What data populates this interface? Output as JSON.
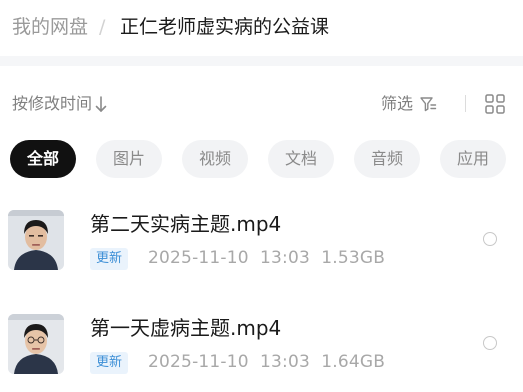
{
  "breadcrumb": {
    "root": "我的网盘",
    "separator": "/",
    "current": "正仁老师虚实病的公益课"
  },
  "toolbar": {
    "sort_label": "按修改时间",
    "filter_label": "筛选",
    "sort_icon": "arrow-down-icon",
    "filter_icon": "funnel-icon",
    "view_icon": "grid-view-icon"
  },
  "tabs": [
    {
      "label": "全部",
      "active": true
    },
    {
      "label": "图片",
      "active": false
    },
    {
      "label": "视频",
      "active": false
    },
    {
      "label": "文档",
      "active": false
    },
    {
      "label": "音频",
      "active": false
    },
    {
      "label": "应用",
      "active": false
    }
  ],
  "files": [
    {
      "name": "第二天实病主题.mp4",
      "badge": "更新",
      "date": "2025-11-10",
      "time": "13:03",
      "size": "1.53GB"
    },
    {
      "name": "第一天虚病主题.mp4",
      "badge": "更新",
      "date": "2025-11-10",
      "time": "13:03",
      "size": "1.64GB"
    }
  ],
  "colors": {
    "active_tab_bg": "#111111",
    "badge_text": "#3d8fd6",
    "badge_bg": "#eaf3fc"
  }
}
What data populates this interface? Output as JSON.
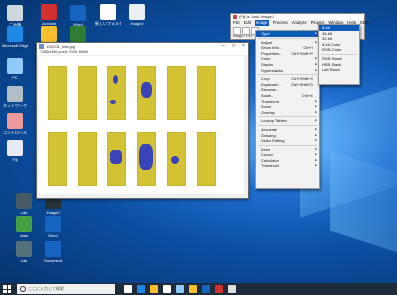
{
  "desktop": {
    "icons_left": [
      {
        "label": "ごみ箱",
        "icon": "recycle-bin-icon",
        "color": "#cfd8dc"
      },
      {
        "label": "Microsoft Edge",
        "icon": "edge-icon",
        "color": "#1e88e5"
      },
      {
        "label": "PC",
        "icon": "pc-icon",
        "color": "#90caf9"
      },
      {
        "label": "ネットワーク",
        "icon": "network-icon",
        "color": "#b0bec5"
      },
      {
        "label": "コントロール",
        "icon": "control-panel-icon",
        "color": "#ef9a9a"
      },
      {
        "label": "Fiji",
        "icon": "fiji-icon",
        "color": "#e8eaf6"
      }
    ],
    "icons_top": [
      {
        "label": "Acrobat",
        "icon": "acrobat-icon",
        "color": "#d32f2f"
      },
      {
        "label": "Word",
        "icon": "word-icon",
        "color": "#1565c0"
      },
      {
        "label": "新しいフォルダ",
        "icon": "folder-icon",
        "color": "#ffffff"
      },
      {
        "label": "ImageJ",
        "icon": "imagej-icon",
        "color": "#eceff1"
      }
    ],
    "icons_row2": [
      {
        "label": "Chrome",
        "icon": "chrome-icon",
        "color": "#fbc02d"
      },
      {
        "label": "Excel",
        "icon": "excel-icon",
        "color": "#2e7d32"
      }
    ],
    "icons_bottom": [
      {
        "label": "Lab",
        "icon": "app-icon",
        "color": "#455a64"
      },
      {
        "label": "ImageJ",
        "icon": "app-icon",
        "color": "#263238"
      },
      {
        "label": "data",
        "icon": "spreadsheet-icon",
        "color": "#43a047"
      },
      {
        "label": "Word",
        "icon": "word-icon",
        "color": "#1565c0"
      },
      {
        "label": "Lab",
        "icon": "app-icon",
        "color": "#546e7a"
      },
      {
        "label": "Document",
        "icon": "word-icon",
        "color": "#1565c0"
      }
    ]
  },
  "image_window": {
    "title": "DSC01_test.jpg",
    "info": "7068x2456 pixels; RGB; 66MB"
  },
  "imagej": {
    "title": "(Fiji Is Just) ImageJ",
    "menus": [
      "File",
      "Edit",
      "Image",
      "Process",
      "Analyze",
      "Plugins",
      "Window",
      "Help",
      "SMS"
    ],
    "active_menu": "Image",
    "status": "ImageJ 1.53"
  },
  "image_menu": {
    "items": [
      {
        "label": "Type",
        "shortcut": "",
        "submenu": true,
        "highlight": true
      },
      {
        "sep": true
      },
      {
        "label": "Adjust",
        "shortcut": "",
        "submenu": true
      },
      {
        "label": "Show Info...",
        "shortcut": "Ctrl+I"
      },
      {
        "label": "Properties...",
        "shortcut": "Ctrl+Shift+P"
      },
      {
        "label": "Color",
        "shortcut": "",
        "submenu": true
      },
      {
        "label": "Stacks",
        "shortcut": "",
        "submenu": true
      },
      {
        "label": "Hyperstacks",
        "shortcut": "",
        "submenu": true
      },
      {
        "sep": true
      },
      {
        "label": "Crop",
        "shortcut": "Ctrl+Shift+X"
      },
      {
        "label": "Duplicate...",
        "shortcut": "Ctrl+Shift+D"
      },
      {
        "label": "Rename...",
        "shortcut": ""
      },
      {
        "label": "Scale...",
        "shortcut": "Ctrl+E"
      },
      {
        "label": "Transform",
        "shortcut": "",
        "submenu": true
      },
      {
        "label": "Zoom",
        "shortcut": "",
        "submenu": true
      },
      {
        "label": "Overlay",
        "shortcut": "",
        "submenu": true
      },
      {
        "sep": true
      },
      {
        "label": "Lookup Tables",
        "shortcut": "",
        "submenu": true
      },
      {
        "sep": true
      },
      {
        "label": "Annotate",
        "shortcut": "",
        "submenu": true
      },
      {
        "label": "Drawing",
        "shortcut": "",
        "submenu": true
      },
      {
        "label": "Video Editing",
        "shortcut": "",
        "submenu": true
      },
      {
        "sep": true
      },
      {
        "label": "Axes",
        "shortcut": "",
        "submenu": true
      },
      {
        "label": "Cursor",
        "shortcut": "",
        "submenu": true
      },
      {
        "label": "Calculator",
        "shortcut": "",
        "submenu": true
      },
      {
        "label": "Threshold",
        "shortcut": "",
        "submenu": true
      }
    ]
  },
  "type_submenu": {
    "items": [
      "8-bit",
      "16-bit",
      "32-bit",
      "8-bit Color",
      "RGB Color",
      "",
      "RGB Stack",
      "HSB Stack",
      "Lab Stack"
    ],
    "highlight_index": 0
  },
  "taskbar": {
    "search_placeholder": "ここに入力して検索",
    "time": "",
    "apps": [
      {
        "name": "task-view-icon",
        "color": "#ffffff"
      },
      {
        "name": "edge-icon",
        "color": "#1e88e5"
      },
      {
        "name": "explorer-icon",
        "color": "#fbc02d"
      },
      {
        "name": "store-icon",
        "color": "#ffffff"
      },
      {
        "name": "mail-icon",
        "color": "#90caf9"
      },
      {
        "name": "chrome-icon",
        "color": "#fbc02d"
      },
      {
        "name": "word-icon",
        "color": "#1565c0"
      },
      {
        "name": "imagej-icon",
        "color": "#d32f2f"
      },
      {
        "name": "fiji-icon",
        "color": "#e0e0e0"
      }
    ]
  }
}
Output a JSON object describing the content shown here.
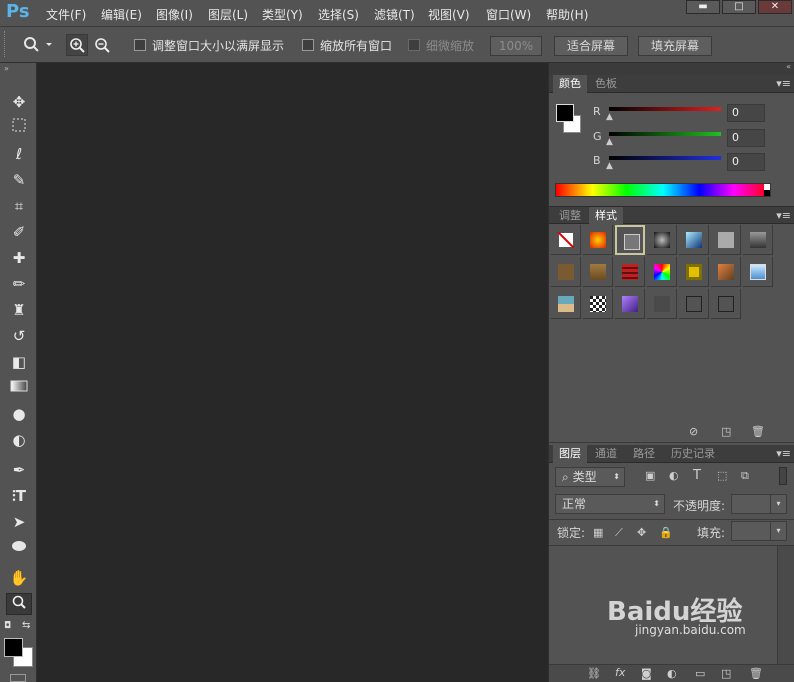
{
  "app": {
    "logo": "Ps"
  },
  "menu": [
    "文件(F)",
    "编辑(E)",
    "图像(I)",
    "图层(L)",
    "类型(Y)",
    "选择(S)",
    "滤镜(T)",
    "视图(V)",
    "窗口(W)",
    "帮助(H)"
  ],
  "window": {
    "minimize": "▬",
    "restore": "□",
    "close": "✕"
  },
  "options": {
    "resize_windows": "调整窗口大小以满屏显示",
    "zoom_all": "缩放所有窗口",
    "scrubby": "细微缩放",
    "zoom_value": "100%",
    "fit_screen": "适合屏幕",
    "fill_screen": "填充屏幕"
  },
  "color_panel": {
    "tabs": [
      "颜色",
      "色板"
    ],
    "channels": [
      {
        "label": "R",
        "value": "0",
        "color": "#e02020"
      },
      {
        "label": "G",
        "value": "0",
        "color": "#20c020"
      },
      {
        "label": "B",
        "value": "0",
        "color": "#2030e0"
      }
    ]
  },
  "styles_panel": {
    "tabs": [
      "调整",
      "样式"
    ]
  },
  "layers_panel": {
    "tabs": [
      "图层",
      "通道",
      "路径",
      "历史记录"
    ],
    "filter_kind": "类型",
    "blend_mode": "正常",
    "opacity_label": "不透明度:",
    "lock_label": "锁定:",
    "fill_label": "填充:"
  },
  "watermark": {
    "brand": "Baidu经验",
    "url": "jingyan.baidu.com"
  }
}
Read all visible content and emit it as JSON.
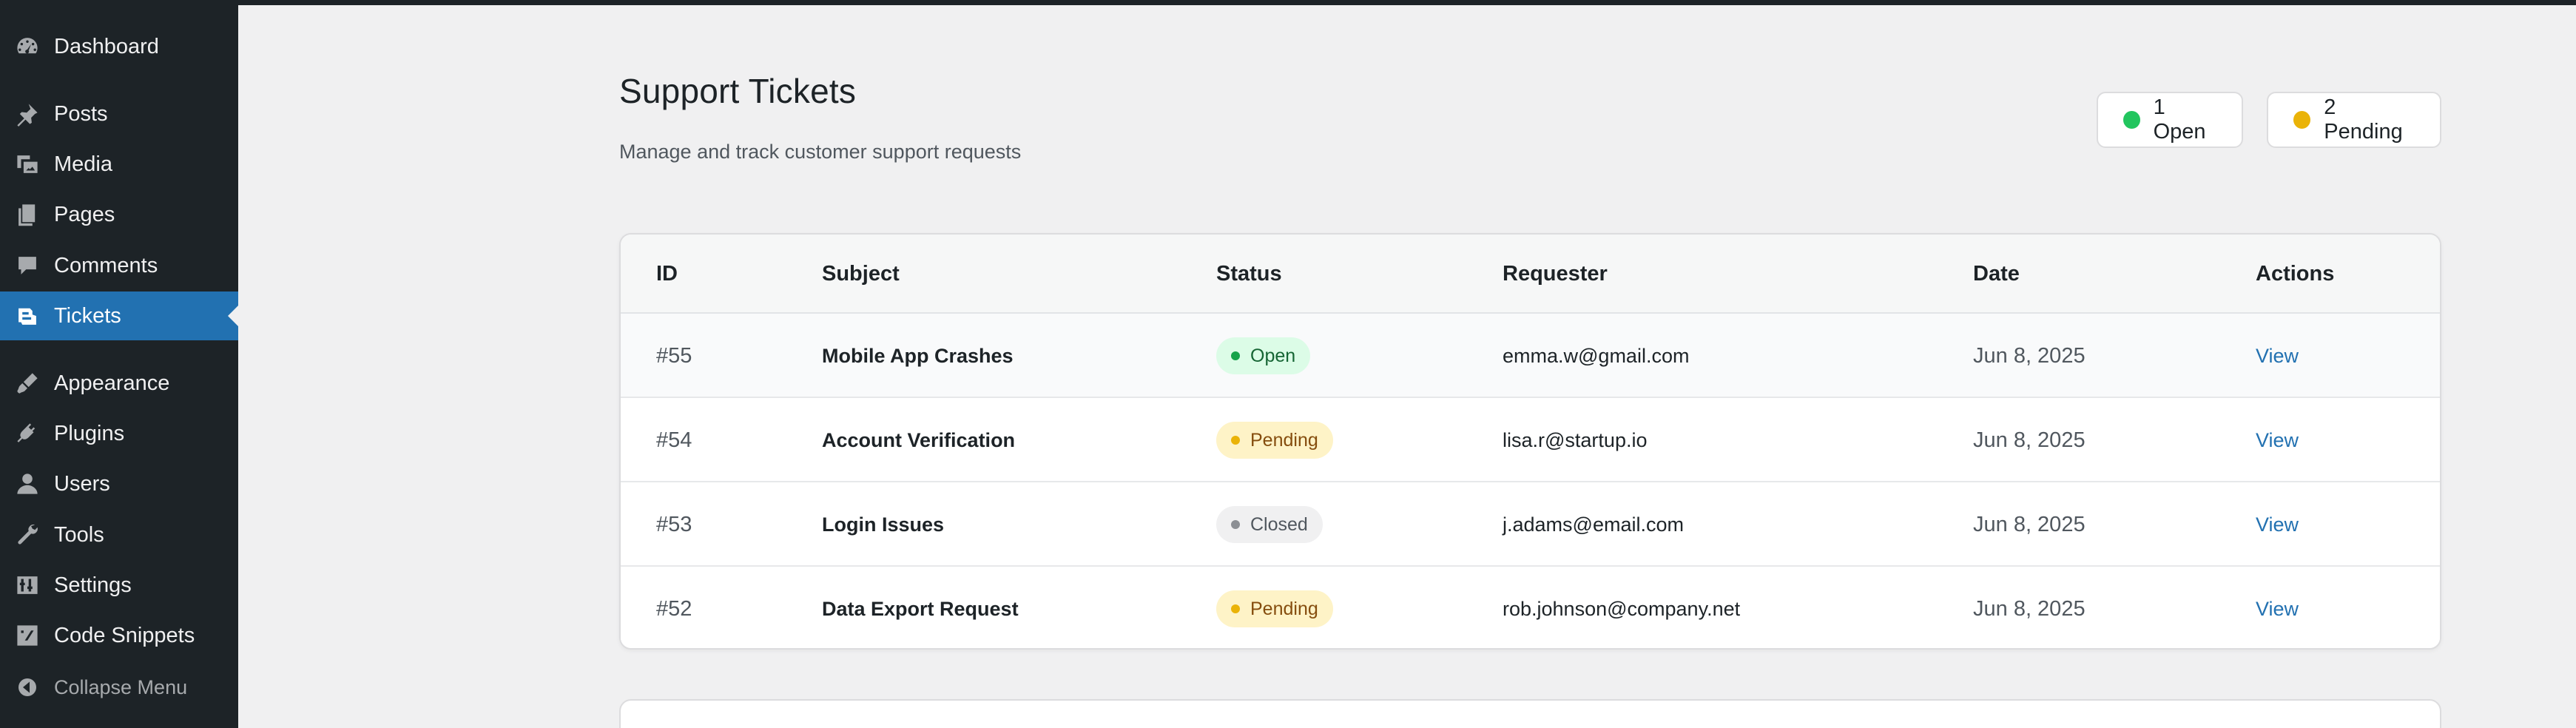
{
  "sidebar": {
    "items": [
      {
        "label": "Dashboard",
        "icon": "dashboard-icon"
      },
      {
        "label": "Posts",
        "icon": "pin-icon"
      },
      {
        "label": "Media",
        "icon": "media-icon"
      },
      {
        "label": "Pages",
        "icon": "pages-icon"
      },
      {
        "label": "Comments",
        "icon": "comment-icon"
      },
      {
        "label": "Tickets",
        "icon": "tickets-icon",
        "active": true
      },
      {
        "label": "Appearance",
        "icon": "brush-icon"
      },
      {
        "label": "Plugins",
        "icon": "plug-icon"
      },
      {
        "label": "Users",
        "icon": "user-icon"
      },
      {
        "label": "Tools",
        "icon": "wrench-icon"
      },
      {
        "label": "Settings",
        "icon": "settings-icon"
      },
      {
        "label": "Code Snippets",
        "icon": "code-icon"
      }
    ],
    "collapse_label": "Collapse Menu"
  },
  "header": {
    "title": "Support Tickets",
    "subtitle": "Manage and track customer support requests"
  },
  "summary": {
    "open_label": "1 Open",
    "pending_label": "2 Pending",
    "open_color": "#22c55e",
    "pending_color": "#eab308"
  },
  "table": {
    "columns": [
      "ID",
      "Subject",
      "Status",
      "Requester",
      "Date",
      "Actions"
    ],
    "rows": [
      {
        "id": "#55",
        "subject": "Mobile App Crashes",
        "status": "Open",
        "requester": "emma.w@gmail.com",
        "date": "Jun 8, 2025",
        "action": "View"
      },
      {
        "id": "#54",
        "subject": "Account Verification",
        "status": "Pending",
        "requester": "lisa.r@startup.io",
        "date": "Jun 8, 2025",
        "action": "View"
      },
      {
        "id": "#53",
        "subject": "Login Issues",
        "status": "Closed",
        "requester": "j.adams@email.com",
        "date": "Jun 8, 2025",
        "action": "View"
      },
      {
        "id": "#52",
        "subject": "Data Export Request",
        "status": "Pending",
        "requester": "rob.johnson@company.net",
        "date": "Jun 8, 2025",
        "action": "View"
      }
    ]
  },
  "colors": {
    "sidebar_bg": "#1d2327",
    "accent": "#2271b1",
    "page_bg": "#f0f0f1"
  }
}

- - -

▸ WHAT THIS TASK INVOLVES:
Which lines include the word "Ctrl"? Copy every one of them.

▸ RESPONSE FOR THIS EXERCISE:
        "shortcut": "Ctrl+I"
        "shortcut": "Ctrl+Shift+P"
        "shortcut": "Ctrl+Shift+X"
        "shortcut": "Ctrl+Shift+D"
        "shortcut": "Ctrl+E"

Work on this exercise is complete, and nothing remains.